■ PROVIDED RECORDS:
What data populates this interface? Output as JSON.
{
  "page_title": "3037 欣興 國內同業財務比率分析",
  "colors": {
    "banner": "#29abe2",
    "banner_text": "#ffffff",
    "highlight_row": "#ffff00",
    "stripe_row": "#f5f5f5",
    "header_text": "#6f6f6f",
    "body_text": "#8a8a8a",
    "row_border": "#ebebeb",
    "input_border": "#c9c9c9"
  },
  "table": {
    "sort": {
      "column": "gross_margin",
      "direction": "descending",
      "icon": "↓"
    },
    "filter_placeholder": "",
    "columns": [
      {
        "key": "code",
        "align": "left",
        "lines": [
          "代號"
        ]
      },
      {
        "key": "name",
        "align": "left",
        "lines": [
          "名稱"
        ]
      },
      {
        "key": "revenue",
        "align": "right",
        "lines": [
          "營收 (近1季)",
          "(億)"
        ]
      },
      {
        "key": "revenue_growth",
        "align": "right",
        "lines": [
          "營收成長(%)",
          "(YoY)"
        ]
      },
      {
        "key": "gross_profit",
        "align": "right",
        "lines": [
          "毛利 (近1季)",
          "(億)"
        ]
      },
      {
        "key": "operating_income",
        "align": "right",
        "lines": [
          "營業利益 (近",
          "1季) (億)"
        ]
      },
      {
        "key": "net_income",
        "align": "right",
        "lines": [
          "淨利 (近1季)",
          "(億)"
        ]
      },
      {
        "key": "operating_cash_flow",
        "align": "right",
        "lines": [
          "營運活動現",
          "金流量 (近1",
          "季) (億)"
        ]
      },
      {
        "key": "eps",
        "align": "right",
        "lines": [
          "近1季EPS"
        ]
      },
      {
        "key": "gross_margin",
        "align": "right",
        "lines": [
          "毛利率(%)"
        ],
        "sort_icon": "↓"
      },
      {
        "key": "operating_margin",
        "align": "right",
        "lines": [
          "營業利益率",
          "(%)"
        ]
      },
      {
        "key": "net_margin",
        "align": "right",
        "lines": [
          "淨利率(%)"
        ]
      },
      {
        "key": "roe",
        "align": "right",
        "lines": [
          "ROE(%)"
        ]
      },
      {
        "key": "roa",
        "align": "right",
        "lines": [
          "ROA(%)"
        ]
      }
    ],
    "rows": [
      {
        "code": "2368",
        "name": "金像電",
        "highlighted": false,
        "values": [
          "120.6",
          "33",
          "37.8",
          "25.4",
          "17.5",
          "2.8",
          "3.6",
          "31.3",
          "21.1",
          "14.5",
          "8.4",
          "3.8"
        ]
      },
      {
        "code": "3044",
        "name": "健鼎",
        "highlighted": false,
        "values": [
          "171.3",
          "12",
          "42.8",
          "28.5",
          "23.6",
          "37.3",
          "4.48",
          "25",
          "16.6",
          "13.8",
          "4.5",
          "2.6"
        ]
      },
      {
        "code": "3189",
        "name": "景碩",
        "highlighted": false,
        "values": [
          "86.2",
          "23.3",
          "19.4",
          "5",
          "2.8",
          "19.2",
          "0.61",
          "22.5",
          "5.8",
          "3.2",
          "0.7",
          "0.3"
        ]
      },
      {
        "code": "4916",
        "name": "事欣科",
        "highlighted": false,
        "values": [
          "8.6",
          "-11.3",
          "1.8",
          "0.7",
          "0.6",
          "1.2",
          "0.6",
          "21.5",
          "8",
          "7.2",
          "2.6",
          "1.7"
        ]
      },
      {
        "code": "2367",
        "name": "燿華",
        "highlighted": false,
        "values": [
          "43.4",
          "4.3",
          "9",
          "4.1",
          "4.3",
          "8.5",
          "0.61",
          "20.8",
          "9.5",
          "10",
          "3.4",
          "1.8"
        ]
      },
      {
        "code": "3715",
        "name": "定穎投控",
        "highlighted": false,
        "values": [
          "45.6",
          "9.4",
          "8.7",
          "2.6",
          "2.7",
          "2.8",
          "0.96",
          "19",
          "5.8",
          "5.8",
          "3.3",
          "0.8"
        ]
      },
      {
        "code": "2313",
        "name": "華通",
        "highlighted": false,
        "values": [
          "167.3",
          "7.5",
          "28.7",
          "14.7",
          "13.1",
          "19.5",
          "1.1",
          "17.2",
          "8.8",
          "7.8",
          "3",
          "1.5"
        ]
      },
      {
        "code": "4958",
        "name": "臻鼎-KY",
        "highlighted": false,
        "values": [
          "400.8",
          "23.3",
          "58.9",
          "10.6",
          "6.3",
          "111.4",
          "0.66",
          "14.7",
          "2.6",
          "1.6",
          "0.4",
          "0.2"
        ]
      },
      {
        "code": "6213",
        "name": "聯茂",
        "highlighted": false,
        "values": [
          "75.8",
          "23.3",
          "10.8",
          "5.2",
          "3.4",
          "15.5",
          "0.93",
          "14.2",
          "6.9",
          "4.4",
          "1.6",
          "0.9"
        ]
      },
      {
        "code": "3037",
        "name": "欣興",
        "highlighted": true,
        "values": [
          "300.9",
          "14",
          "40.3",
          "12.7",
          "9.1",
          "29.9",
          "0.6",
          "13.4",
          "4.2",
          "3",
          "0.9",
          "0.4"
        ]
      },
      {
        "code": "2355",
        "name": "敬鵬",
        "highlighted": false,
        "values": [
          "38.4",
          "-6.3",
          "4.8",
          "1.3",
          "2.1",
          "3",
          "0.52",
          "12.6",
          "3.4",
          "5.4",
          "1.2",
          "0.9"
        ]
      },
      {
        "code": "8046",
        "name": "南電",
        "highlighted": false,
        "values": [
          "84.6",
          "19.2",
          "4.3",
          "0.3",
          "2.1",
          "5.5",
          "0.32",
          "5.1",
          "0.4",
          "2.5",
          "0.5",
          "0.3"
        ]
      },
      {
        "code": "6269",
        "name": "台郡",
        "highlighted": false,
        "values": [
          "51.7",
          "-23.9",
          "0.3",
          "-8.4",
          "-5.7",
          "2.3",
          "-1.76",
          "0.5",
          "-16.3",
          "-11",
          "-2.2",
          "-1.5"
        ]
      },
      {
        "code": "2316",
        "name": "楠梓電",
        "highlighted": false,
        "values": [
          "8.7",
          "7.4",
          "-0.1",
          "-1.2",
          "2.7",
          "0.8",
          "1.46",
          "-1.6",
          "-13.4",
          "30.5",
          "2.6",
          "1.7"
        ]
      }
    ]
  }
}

■ AIM: Each line in the material above must be retyped without alteration.

■ REPLY TO THE EXERCISE:
What data populates this interface? Output as JSON.
{
  "page_title": "3037 欣興 國內同業財務比率分析",
  "colors": {
    "banner": "#29abe2",
    "banner_text": "#ffffff",
    "highlight_row": "#ffff00",
    "stripe_row": "#f5f5f5",
    "header_text": "#6f6f6f",
    "body_text": "#8a8a8a",
    "row_border": "#ebebeb",
    "input_border": "#c9c9c9"
  },
  "table": {
    "sort": {
      "column": "gross_margin",
      "direction": "descending",
      "icon": "↓"
    },
    "filter_placeholder": "",
    "columns": [
      {
        "key": "code",
        "align": "left",
        "lines": [
          "代號"
        ]
      },
      {
        "key": "name",
        "align": "left",
        "lines": [
          "名稱"
        ]
      },
      {
        "key": "revenue",
        "align": "right",
        "lines": [
          "營收 (近1季)",
          "(億)"
        ]
      },
      {
        "key": "revenue_growth",
        "align": "right",
        "lines": [
          "營收成長(%)",
          "(YoY)"
        ]
      },
      {
        "key": "gross_profit",
        "align": "right",
        "lines": [
          "毛利 (近1季)",
          "(億)"
        ]
      },
      {
        "key": "operating_income",
        "align": "right",
        "lines": [
          "營業利益 (近",
          "1季) (億)"
        ]
      },
      {
        "key": "net_income",
        "align": "right",
        "lines": [
          "淨利 (近1季)",
          "(億)"
        ]
      },
      {
        "key": "operating_cash_flow",
        "align": "right",
        "lines": [
          "營運活動現",
          "金流量 (近1",
          "季) (億)"
        ]
      },
      {
        "key": "eps",
        "align": "right",
        "lines": [
          "近1季EPS"
        ]
      },
      {
        "key": "gross_margin",
        "align": "right",
        "lines": [
          "毛利率(%)"
        ],
        "sort_icon": "↓"
      },
      {
        "key": "operating_margin",
        "align": "right",
        "lines": [
          "營業利益率",
          "(%)"
        ]
      },
      {
        "key": "net_margin",
        "align": "right",
        "lines": [
          "淨利率(%)"
        ]
      },
      {
        "key": "roe",
        "align": "right",
        "lines": [
          "ROE(%)"
        ]
      },
      {
        "key": "roa",
        "align": "right",
        "lines": [
          "ROA(%)"
        ]
      }
    ],
    "rows": [
      {
        "code": "2368",
        "name": "金像電",
        "highlighted": false,
        "values": [
          "120.6",
          "33",
          "37.8",
          "25.4",
          "17.5",
          "2.8",
          "3.6",
          "31.3",
          "21.1",
          "14.5",
          "8.4",
          "3.8"
        ]
      },
      {
        "code": "3044",
        "name": "健鼎",
        "highlighted": false,
        "values": [
          "171.3",
          "12",
          "42.8",
          "28.5",
          "23.6",
          "37.3",
          "4.48",
          "25",
          "16.6",
          "13.8",
          "4.5",
          "2.6"
        ]
      },
      {
        "code": "3189",
        "name": "景碩",
        "highlighted": false,
        "values": [
          "86.2",
          "23.3",
          "19.4",
          "5",
          "2.8",
          "19.2",
          "0.61",
          "22.5",
          "5.8",
          "3.2",
          "0.7",
          "0.3"
        ]
      },
      {
        "code": "4916",
        "name": "事欣科",
        "highlighted": false,
        "values": [
          "8.6",
          "-11.3",
          "1.8",
          "0.7",
          "0.6",
          "1.2",
          "0.6",
          "21.5",
          "8",
          "7.2",
          "2.6",
          "1.7"
        ]
      },
      {
        "code": "2367",
        "name": "燿華",
        "highlighted": false,
        "values": [
          "43.4",
          "4.3",
          "9",
          "4.1",
          "4.3",
          "8.5",
          "0.61",
          "20.8",
          "9.5",
          "10",
          "3.4",
          "1.8"
        ]
      },
      {
        "code": "3715",
        "name": "定穎投控",
        "highlighted": false,
        "values": [
          "45.6",
          "9.4",
          "8.7",
          "2.6",
          "2.7",
          "2.8",
          "0.96",
          "19",
          "5.8",
          "5.8",
          "3.3",
          "0.8"
        ]
      },
      {
        "code": "2313",
        "name": "華通",
        "highlighted": false,
        "values": [
          "167.3",
          "7.5",
          "28.7",
          "14.7",
          "13.1",
          "19.5",
          "1.1",
          "17.2",
          "8.8",
          "7.8",
          "3",
          "1.5"
        ]
      },
      {
        "code": "4958",
        "name": "臻鼎-KY",
        "highlighted": false,
        "values": [
          "400.8",
          "23.3",
          "58.9",
          "10.6",
          "6.3",
          "111.4",
          "0.66",
          "14.7",
          "2.6",
          "1.6",
          "0.4",
          "0.2"
        ]
      },
      {
        "code": "6213",
        "name": "聯茂",
        "highlighted": false,
        "values": [
          "75.8",
          "23.3",
          "10.8",
          "5.2",
          "3.4",
          "15.5",
          "0.93",
          "14.2",
          "6.9",
          "4.4",
          "1.6",
          "0.9"
        ]
      },
      {
        "code": "3037",
        "name": "欣興",
        "highlighted": true,
        "values": [
          "300.9",
          "14",
          "40.3",
          "12.7",
          "9.1",
          "29.9",
          "0.6",
          "13.4",
          "4.2",
          "3",
          "0.9",
          "0.4"
        ]
      },
      {
        "code": "2355",
        "name": "敬鵬",
        "highlighted": false,
        "values": [
          "38.4",
          "-6.3",
          "4.8",
          "1.3",
          "2.1",
          "3",
          "0.52",
          "12.6",
          "3.4",
          "5.4",
          "1.2",
          "0.9"
        ]
      },
      {
        "code": "8046",
        "name": "南電",
        "highlighted": false,
        "values": [
          "84.6",
          "19.2",
          "4.3",
          "0.3",
          "2.1",
          "5.5",
          "0.32",
          "5.1",
          "0.4",
          "2.5",
          "0.5",
          "0.3"
        ]
      },
      {
        "code": "6269",
        "name": "台郡",
        "highlighted": false,
        "values": [
          "51.7",
          "-23.9",
          "0.3",
          "-8.4",
          "-5.7",
          "2.3",
          "-1.76",
          "0.5",
          "-16.3",
          "-11",
          "-2.2",
          "-1.5"
        ]
      },
      {
        "code": "2316",
        "name": "楠梓電",
        "highlighted": false,
        "values": [
          "8.7",
          "7.4",
          "-0.1",
          "-1.2",
          "2.7",
          "0.8",
          "1.46",
          "-1.6",
          "-13.4",
          "30.5",
          "2.6",
          "1.7"
        ]
      }
    ]
  }
}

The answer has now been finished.